_WORK REQUIRED_
Repeat each record exactly. Any picture gets left out.

_INFORMATION GIVEN_
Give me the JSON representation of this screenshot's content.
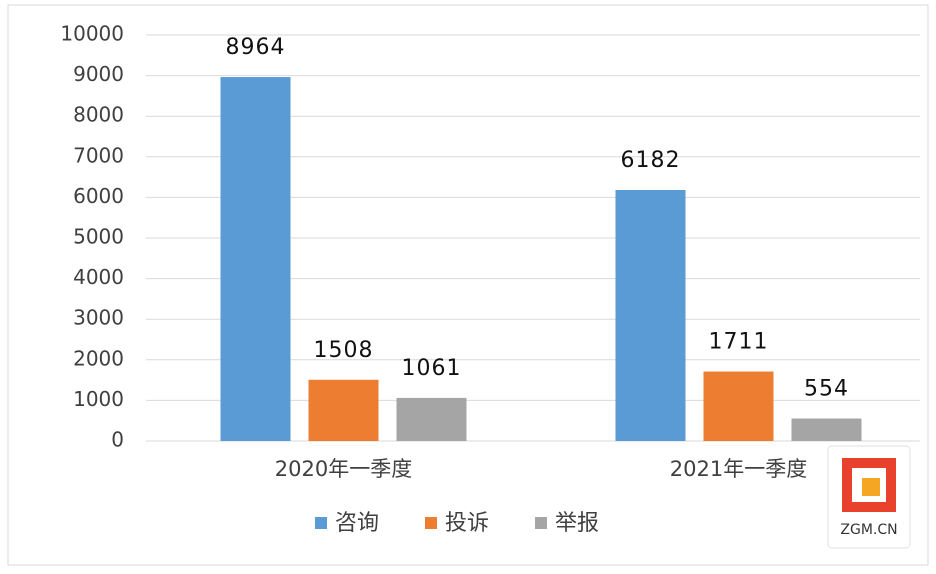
{
  "chart_data": {
    "type": "bar",
    "categories": [
      "2020年一季度",
      "2021年一季度"
    ],
    "series": [
      {
        "name": "咨询",
        "color": "#5b9bd5",
        "values": [
          8964,
          6182
        ]
      },
      {
        "name": "投诉",
        "color": "#ed7d31",
        "values": [
          1508,
          1711
        ]
      },
      {
        "name": "举报",
        "color": "#a5a5a5",
        "values": [
          1061,
          554
        ]
      }
    ],
    "ylim": [
      0,
      10000
    ],
    "yticks": [
      0,
      1000,
      2000,
      3000,
      4000,
      5000,
      6000,
      7000,
      8000,
      9000,
      10000
    ],
    "grid": true,
    "legend": "bottom",
    "watermark": "ZGM.CN"
  }
}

_RESPONSE TO THE EXERCISE_
Give me the JSON representation of this screenshot's content.
{
  "chart_data": {
    "type": "bar",
    "categories": [
      "2020年一季度",
      "2021年一季度"
    ],
    "series": [
      {
        "name": "咨询",
        "color": "#5b9bd5",
        "values": [
          8964,
          6182
        ]
      },
      {
        "name": "投诉",
        "color": "#ed7d31",
        "values": [
          1508,
          1711
        ]
      },
      {
        "name": "举报",
        "color": "#a5a5a5",
        "values": [
          1061,
          554
        ]
      }
    ],
    "ylim": [
      0,
      10000
    ],
    "yticks": [
      0,
      1000,
      2000,
      3000,
      4000,
      5000,
      6000,
      7000,
      8000,
      9000,
      10000
    ],
    "grid": true,
    "legend": "bottom",
    "watermark": "ZGM.CN"
  }
}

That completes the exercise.